Goal
In the listing below, locate the lines that hold the string "this". Copy those lines.

The input
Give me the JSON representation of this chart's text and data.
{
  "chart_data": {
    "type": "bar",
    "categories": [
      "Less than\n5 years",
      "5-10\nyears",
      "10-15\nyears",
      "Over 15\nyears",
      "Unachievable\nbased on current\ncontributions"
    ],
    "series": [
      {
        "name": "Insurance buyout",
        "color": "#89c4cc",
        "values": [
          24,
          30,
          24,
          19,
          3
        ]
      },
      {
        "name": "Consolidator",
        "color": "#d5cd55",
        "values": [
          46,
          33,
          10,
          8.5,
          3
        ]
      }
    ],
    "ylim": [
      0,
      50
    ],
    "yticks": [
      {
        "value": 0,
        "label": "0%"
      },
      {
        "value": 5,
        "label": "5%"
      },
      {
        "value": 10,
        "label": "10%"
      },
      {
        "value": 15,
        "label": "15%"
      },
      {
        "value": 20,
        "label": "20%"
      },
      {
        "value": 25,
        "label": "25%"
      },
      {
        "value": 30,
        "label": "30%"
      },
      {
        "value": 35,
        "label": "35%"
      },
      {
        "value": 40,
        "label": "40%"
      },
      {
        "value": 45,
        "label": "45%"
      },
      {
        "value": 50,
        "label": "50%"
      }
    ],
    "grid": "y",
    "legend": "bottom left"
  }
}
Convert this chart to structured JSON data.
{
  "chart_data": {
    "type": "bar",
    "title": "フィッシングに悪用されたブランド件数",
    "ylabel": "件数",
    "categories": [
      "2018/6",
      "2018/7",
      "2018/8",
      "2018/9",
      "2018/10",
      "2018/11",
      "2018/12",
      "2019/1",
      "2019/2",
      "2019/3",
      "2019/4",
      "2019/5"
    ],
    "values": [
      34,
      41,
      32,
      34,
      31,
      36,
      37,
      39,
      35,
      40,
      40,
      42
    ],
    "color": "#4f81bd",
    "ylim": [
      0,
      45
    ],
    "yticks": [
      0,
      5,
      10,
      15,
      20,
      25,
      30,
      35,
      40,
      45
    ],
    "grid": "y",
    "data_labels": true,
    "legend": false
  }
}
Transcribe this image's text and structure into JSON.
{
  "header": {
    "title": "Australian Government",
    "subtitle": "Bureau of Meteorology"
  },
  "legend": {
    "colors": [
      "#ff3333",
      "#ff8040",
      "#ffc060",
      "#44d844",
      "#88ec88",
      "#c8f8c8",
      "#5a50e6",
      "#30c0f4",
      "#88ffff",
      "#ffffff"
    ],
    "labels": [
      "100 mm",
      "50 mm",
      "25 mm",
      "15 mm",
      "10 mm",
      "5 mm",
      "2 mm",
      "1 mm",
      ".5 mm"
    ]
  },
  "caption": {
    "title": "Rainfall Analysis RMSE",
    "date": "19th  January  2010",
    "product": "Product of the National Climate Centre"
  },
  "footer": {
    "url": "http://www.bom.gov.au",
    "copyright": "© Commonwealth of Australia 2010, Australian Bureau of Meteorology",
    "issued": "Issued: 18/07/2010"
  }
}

Correct result
Give me the JSON representation of this chart's text and data.
Convert this chart to structured JSON data.
Transcribe this image's text and structure into JSON.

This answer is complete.